● **Work to complete**:
Exactly repeat the material, dropping only the pictures.
— start of Material provided —
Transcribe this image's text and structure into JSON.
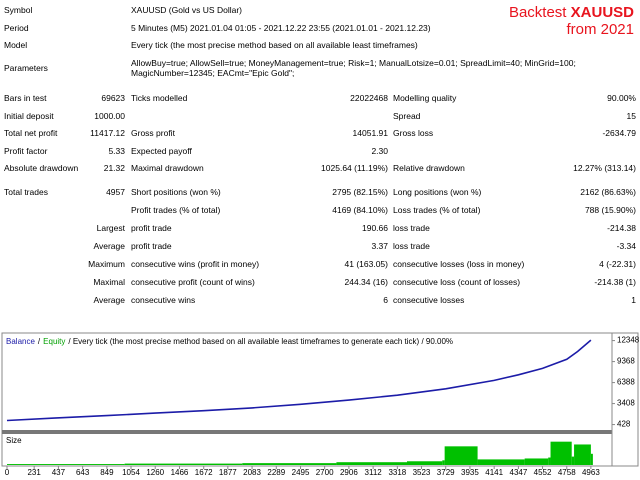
{
  "badge": {
    "prefix": "Backtest",
    "symbol": "XAUUSD",
    "subtitle": "from 2021"
  },
  "info": [
    [
      "Symbol",
      [
        "XAUUSD (Gold vs US Dollar)"
      ]
    ],
    [
      "Period",
      [
        "5 Minutes (M5) 2021.01.04 01:05 - 2021.12.22 23:55 (2021.01.01 - 2021.12.23)"
      ]
    ],
    [
      "Model",
      [
        "Every tick (the most precise method based on all available least timeframes)"
      ]
    ],
    [
      "Parameters",
      [
        "AllowBuy=true; AllowSell=true; MoneyManagement=true; Risk=1; ManualLotsize=0.01; SpreadLimit=40; MinGrid=100;",
        "MagicNumber=12345; EACmt=\"Epic Gold\";"
      ]
    ]
  ],
  "stats": [
    [
      "Bars in test",
      "69623",
      "Ticks modelled",
      "22022468",
      "Modelling quality",
      "90.00%"
    ],
    [
      "Initial deposit",
      "1000.00",
      null,
      null,
      "Spread",
      "15"
    ],
    [
      "Total net profit",
      "11417.12",
      "Gross profit",
      "14051.91",
      "Gross loss",
      "-2634.79"
    ],
    [
      "Profit factor",
      "5.33",
      "Expected payoff",
      "2.30",
      null,
      null
    ],
    [
      "Absolute drawdown",
      "21.32",
      "Maximal drawdown",
      "1025.64 (11.19%)",
      "Relative drawdown",
      "12.27% (313.14)"
    ],
    [
      "Total trades",
      "4957",
      "Short positions (won %)",
      "2795 (82.15%)",
      "Long positions (won %)",
      "2162 (86.63%)"
    ],
    [
      null,
      null,
      "Profit trades (% of total)",
      "4169 (84.10%)",
      "Loss trades (% of total)",
      "788 (15.90%)"
    ],
    [
      null,
      "Largest",
      "profit trade",
      "190.66",
      "loss trade",
      "-214.38"
    ],
    [
      null,
      "Average",
      "profit trade",
      "3.37",
      "loss trade",
      "-3.34"
    ],
    [
      null,
      "Maximum",
      "consecutive wins (profit in money)",
      "41 (163.05)",
      "consecutive losses (loss in money)",
      "4 (-22.31)"
    ],
    [
      null,
      "Maximal",
      "consecutive profit (count of wins)",
      "244.34 (16)",
      "consecutive loss (count of losses)",
      "-214.38 (1)"
    ],
    [
      null,
      "Average",
      "consecutive wins",
      "6",
      "consecutive losses",
      "1"
    ]
  ],
  "chart_data": {
    "type": "line",
    "legend": {
      "balance": "Balance",
      "separator": "/",
      "equity": "Equity",
      "description": "/ Every tick (the most precise method based on all available least timeframes to generate each tick) / 90.00%"
    },
    "x": [
      0,
      400,
      849,
      1260,
      1672,
      2083,
      2495,
      2906,
      3318,
      3729,
      4141,
      4347,
      4552,
      4758,
      4850,
      4963
    ],
    "series": [
      {
        "name": "Balance",
        "color": "#1c1ca8",
        "values": [
          1000,
          1350,
          1700,
          2050,
          2400,
          2800,
          3300,
          3900,
          4600,
          5500,
          6700,
          7500,
          8400,
          9700,
          10800,
          12417
        ]
      }
    ],
    "xlim": [
      0,
      5100
    ],
    "xticks": [
      0,
      231,
      437,
      643,
      849,
      1054,
      1260,
      1466,
      1672,
      1877,
      2083,
      2289,
      2495,
      2700,
      2906,
      3112,
      3318,
      3523,
      3729,
      3935,
      4141,
      4347,
      4552,
      4758,
      4963
    ],
    "ylim": [
      -200,
      13000
    ],
    "yticks": [
      428,
      3408,
      6388,
      9368,
      12348
    ],
    "size": {
      "label": "Size",
      "color": "#00c000",
      "x": [
        0,
        1000,
        2000,
        2800,
        3400,
        3700,
        3720,
        4000,
        4400,
        4600,
        4620,
        4800,
        4820,
        4963
      ],
      "values": [
        0.01,
        0.015,
        0.02,
        0.03,
        0.04,
        0.05,
        0.2,
        0.06,
        0.07,
        0.08,
        0.25,
        0.09,
        0.22,
        0.12
      ],
      "ylim": [
        0,
        0.3
      ]
    }
  }
}
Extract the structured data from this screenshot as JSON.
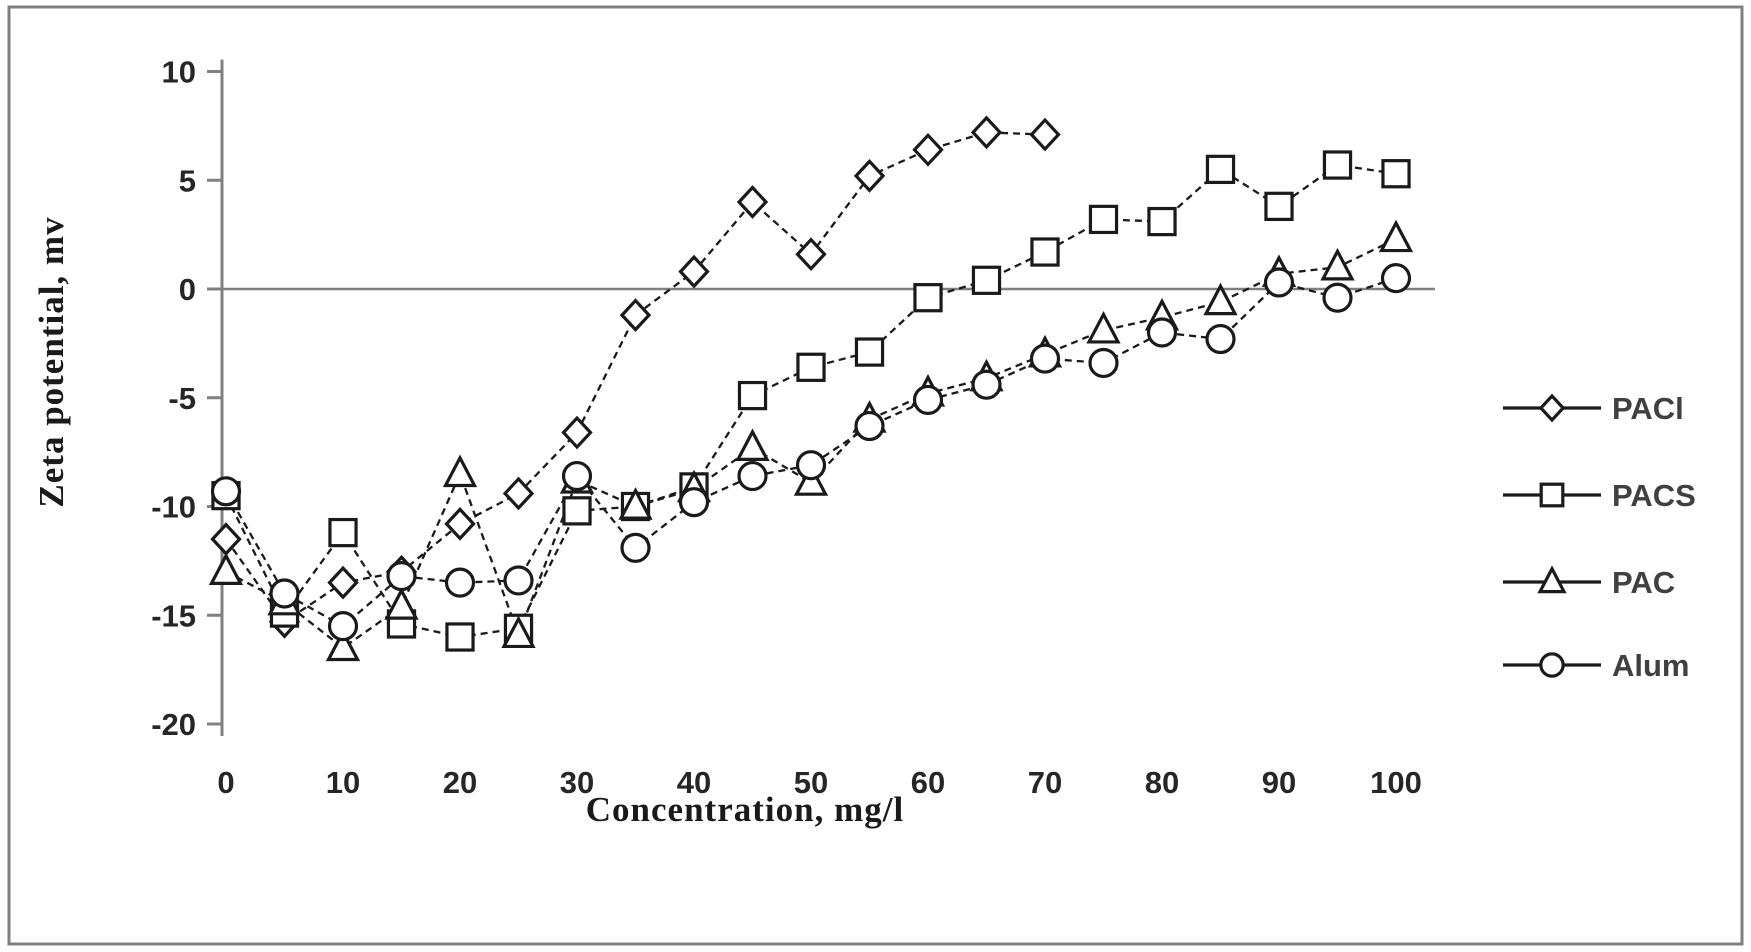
{
  "chart_data": {
    "type": "line",
    "title": "",
    "xlabel": "Concentration, mg/l",
    "ylabel": "Zeta potential, mv",
    "xlim": [
      0,
      104
    ],
    "ylim": [
      -20,
      10
    ],
    "x_tick_labels": [
      "0",
      "10",
      "20",
      "30",
      "40",
      "50",
      "60",
      "70",
      "80",
      "90",
      "100"
    ],
    "x_tick_values": [
      0,
      10,
      20,
      30,
      40,
      50,
      60,
      70,
      80,
      90,
      100
    ],
    "y_tick_labels": [
      "10",
      "5",
      "0",
      "-5",
      "-10",
      "-15",
      "-20"
    ],
    "y_tick_values": [
      10,
      5,
      0,
      -5,
      -10,
      -15,
      -20
    ],
    "grid": "zero-line-only",
    "legend_position": "right",
    "colors": {
      "line": "#1a1a1a",
      "marker_fill": "#ffffff",
      "axis": "#808080",
      "frame": "#7f7f7f",
      "tick_text": "#262626",
      "legend_text": "#404040"
    },
    "series": [
      {
        "name": "PACl",
        "marker": "diamond",
        "x": [
          0,
          5,
          10,
          15,
          20,
          25,
          30,
          35,
          40,
          45,
          50,
          55,
          60,
          65,
          70
        ],
        "values": [
          -11.5,
          -15.3,
          -13.5,
          -13.0,
          -10.8,
          -9.4,
          -6.6,
          -1.2,
          0.8,
          4.0,
          1.6,
          5.2,
          6.4,
          7.2,
          7.1
        ]
      },
      {
        "name": "PACS",
        "marker": "square",
        "x": [
          0,
          5,
          10,
          15,
          20,
          25,
          30,
          35,
          40,
          45,
          50,
          55,
          60,
          65,
          70,
          75,
          80,
          85,
          90,
          95,
          100
        ],
        "values": [
          -9.5,
          -14.9,
          -11.2,
          -15.4,
          -16.0,
          -15.6,
          -10.2,
          -10.0,
          -9.1,
          -4.9,
          -3.6,
          -2.9,
          -0.4,
          0.4,
          1.7,
          3.2,
          3.1,
          5.5,
          3.8,
          5.7,
          5.3
        ]
      },
      {
        "name": "PAC",
        "marker": "triangle",
        "x": [
          0,
          5,
          10,
          15,
          20,
          25,
          30,
          35,
          40,
          45,
          50,
          55,
          60,
          65,
          70,
          75,
          80,
          85,
          90,
          95,
          100
        ],
        "values": [
          -13.0,
          -14.4,
          -16.5,
          -14.6,
          -8.5,
          -15.9,
          -8.8,
          -10.0,
          -9.2,
          -7.3,
          -8.9,
          -6.0,
          -4.8,
          -4.1,
          -3.0,
          -1.9,
          -1.3,
          -0.6,
          0.7,
          1.0,
          2.3
        ]
      },
      {
        "name": "Alum",
        "marker": "circle",
        "x": [
          0,
          5,
          10,
          15,
          20,
          25,
          30,
          35,
          40,
          45,
          50,
          55,
          60,
          65,
          70,
          75,
          80,
          85,
          90,
          95,
          100
        ],
        "values": [
          -9.3,
          -14.0,
          -15.5,
          -13.2,
          -13.5,
          -13.4,
          -8.6,
          -11.9,
          -9.8,
          -8.6,
          -8.1,
          -6.3,
          -5.1,
          -4.4,
          -3.2,
          -3.4,
          -2.0,
          -2.3,
          0.3,
          -0.4,
          0.5
        ]
      }
    ],
    "legend_entries": [
      {
        "label": "PACl",
        "marker": "diamond"
      },
      {
        "label": "PACS",
        "marker": "square"
      },
      {
        "label": "PAC",
        "marker": "triangle"
      },
      {
        "label": "Alum",
        "marker": "circle"
      }
    ]
  }
}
— end of Material provided —
● **Answer for the task**:
Transcribe this image's text and structure into JSON.
{
  "badge": {
    "prefix": "Backtest",
    "symbol": "XAUUSD",
    "subtitle": "from 2021"
  },
  "info": [
    [
      "Symbol",
      [
        "XAUUSD (Gold vs US Dollar)"
      ]
    ],
    [
      "Period",
      [
        "5 Minutes (M5) 2021.01.04 01:05 - 2021.12.22 23:55 (2021.01.01 - 2021.12.23)"
      ]
    ],
    [
      "Model",
      [
        "Every tick (the most precise method based on all available least timeframes)"
      ]
    ],
    [
      "Parameters",
      [
        "AllowBuy=true; AllowSell=true; MoneyManagement=true; Risk=1; ManualLotsize=0.01; SpreadLimit=40; MinGrid=100;",
        "MagicNumber=12345; EACmt=\"Epic Gold\";"
      ]
    ]
  ],
  "stats": [
    [
      "Bars in test",
      "69623",
      "Ticks modelled",
      "22022468",
      "Modelling quality",
      "90.00%"
    ],
    [
      "Initial deposit",
      "1000.00",
      null,
      null,
      "Spread",
      "15"
    ],
    [
      "Total net profit",
      "11417.12",
      "Gross profit",
      "14051.91",
      "Gross loss",
      "-2634.79"
    ],
    [
      "Profit factor",
      "5.33",
      "Expected payoff",
      "2.30",
      null,
      null
    ],
    [
      "Absolute drawdown",
      "21.32",
      "Maximal drawdown",
      "1025.64 (11.19%)",
      "Relative drawdown",
      "12.27% (313.14)"
    ],
    [
      "Total trades",
      "4957",
      "Short positions (won %)",
      "2795 (82.15%)",
      "Long positions (won %)",
      "2162 (86.63%)"
    ],
    [
      null,
      null,
      "Profit trades (% of total)",
      "4169 (84.10%)",
      "Loss trades (% of total)",
      "788 (15.90%)"
    ],
    [
      null,
      "Largest",
      "profit trade",
      "190.66",
      "loss trade",
      "-214.38"
    ],
    [
      null,
      "Average",
      "profit trade",
      "3.37",
      "loss trade",
      "-3.34"
    ],
    [
      null,
      "Maximum",
      "consecutive wins (profit in money)",
      "41 (163.05)",
      "consecutive losses (loss in money)",
      "4 (-22.31)"
    ],
    [
      null,
      "Maximal",
      "consecutive profit (count of wins)",
      "244.34 (16)",
      "consecutive loss (count of losses)",
      "-214.38 (1)"
    ],
    [
      null,
      "Average",
      "consecutive wins",
      "6",
      "consecutive losses",
      "1"
    ]
  ],
  "chart_data": {
    "type": "line",
    "legend": {
      "balance": "Balance",
      "separator": "/",
      "equity": "Equity",
      "description": "/ Every tick (the most precise method based on all available least timeframes to generate each tick) / 90.00%"
    },
    "x": [
      0,
      400,
      849,
      1260,
      1672,
      2083,
      2495,
      2906,
      3318,
      3729,
      4141,
      4347,
      4552,
      4758,
      4850,
      4963
    ],
    "series": [
      {
        "name": "Balance",
        "color": "#1c1ca8",
        "values": [
          1000,
          1350,
          1700,
          2050,
          2400,
          2800,
          3300,
          3900,
          4600,
          5500,
          6700,
          7500,
          8400,
          9700,
          10800,
          12417
        ]
      }
    ],
    "xlim": [
      0,
      5100
    ],
    "xticks": [
      0,
      231,
      437,
      643,
      849,
      1054,
      1260,
      1466,
      1672,
      1877,
      2083,
      2289,
      2495,
      2700,
      2906,
      3112,
      3318,
      3523,
      3729,
      3935,
      4141,
      4347,
      4552,
      4758,
      4963
    ],
    "ylim": [
      -200,
      13000
    ],
    "yticks": [
      428,
      3408,
      6388,
      9368,
      12348
    ],
    "size": {
      "label": "Size",
      "color": "#00c000",
      "x": [
        0,
        1000,
        2000,
        2800,
        3400,
        3700,
        3720,
        4000,
        4400,
        4600,
        4620,
        4800,
        4820,
        4963
      ],
      "values": [
        0.01,
        0.015,
        0.02,
        0.03,
        0.04,
        0.05,
        0.2,
        0.06,
        0.07,
        0.08,
        0.25,
        0.09,
        0.22,
        0.12
      ],
      "ylim": [
        0,
        0.3
      ]
    }
  }
}
Extract the structured data from this screenshot as JSON.
{
  "chart_data": {
    "type": "line",
    "title": "",
    "xlabel": "Concentration, mg/l",
    "ylabel": "Zeta potential, mv",
    "xlim": [
      0,
      104
    ],
    "ylim": [
      -20,
      10
    ],
    "x_tick_labels": [
      "0",
      "10",
      "20",
      "30",
      "40",
      "50",
      "60",
      "70",
      "80",
      "90",
      "100"
    ],
    "x_tick_values": [
      0,
      10,
      20,
      30,
      40,
      50,
      60,
      70,
      80,
      90,
      100
    ],
    "y_tick_labels": [
      "10",
      "5",
      "0",
      "-5",
      "-10",
      "-15",
      "-20"
    ],
    "y_tick_values": [
      10,
      5,
      0,
      -5,
      -10,
      -15,
      -20
    ],
    "grid": "zero-line-only",
    "legend_position": "right",
    "colors": {
      "line": "#1a1a1a",
      "marker_fill": "#ffffff",
      "axis": "#808080",
      "frame": "#7f7f7f",
      "tick_text": "#262626",
      "legend_text": "#404040"
    },
    "series": [
      {
        "name": "PACl",
        "marker": "diamond",
        "x": [
          0,
          5,
          10,
          15,
          20,
          25,
          30,
          35,
          40,
          45,
          50,
          55,
          60,
          65,
          70
        ],
        "values": [
          -11.5,
          -15.3,
          -13.5,
          -13.0,
          -10.8,
          -9.4,
          -6.6,
          -1.2,
          0.8,
          4.0,
          1.6,
          5.2,
          6.4,
          7.2,
          7.1
        ]
      },
      {
        "name": "PACS",
        "marker": "square",
        "x": [
          0,
          5,
          10,
          15,
          20,
          25,
          30,
          35,
          40,
          45,
          50,
          55,
          60,
          65,
          70,
          75,
          80,
          85,
          90,
          95,
          100
        ],
        "values": [
          -9.5,
          -14.9,
          -11.2,
          -15.4,
          -16.0,
          -15.6,
          -10.2,
          -10.0,
          -9.1,
          -4.9,
          -3.6,
          -2.9,
          -0.4,
          0.4,
          1.7,
          3.2,
          3.1,
          5.5,
          3.8,
          5.7,
          5.3
        ]
      },
      {
        "name": "PAC",
        "marker": "triangle",
        "x": [
          0,
          5,
          10,
          15,
          20,
          25,
          30,
          35,
          40,
          45,
          50,
          55,
          60,
          65,
          70,
          75,
          80,
          85,
          90,
          95,
          100
        ],
        "values": [
          -13.0,
          -14.4,
          -16.5,
          -14.6,
          -8.5,
          -15.9,
          -8.8,
          -10.0,
          -9.2,
          -7.3,
          -8.9,
          -6.0,
          -4.8,
          -4.1,
          -3.0,
          -1.9,
          -1.3,
          -0.6,
          0.7,
          1.0,
          2.3
        ]
      },
      {
        "name": "Alum",
        "marker": "circle",
        "x": [
          0,
          5,
          10,
          15,
          20,
          25,
          30,
          35,
          40,
          45,
          50,
          55,
          60,
          65,
          70,
          75,
          80,
          85,
          90,
          95,
          100
        ],
        "values": [
          -9.3,
          -14.0,
          -15.5,
          -13.2,
          -13.5,
          -13.4,
          -8.6,
          -11.9,
          -9.8,
          -8.6,
          -8.1,
          -6.3,
          -5.1,
          -4.4,
          -3.2,
          -3.4,
          -2.0,
          -2.3,
          0.3,
          -0.4,
          0.5
        ]
      }
    ],
    "legend_entries": [
      {
        "label": "PACl",
        "marker": "diamond"
      },
      {
        "label": "PACS",
        "marker": "square"
      },
      {
        "label": "PAC",
        "marker": "triangle"
      },
      {
        "label": "Alum",
        "marker": "circle"
      }
    ]
  }
}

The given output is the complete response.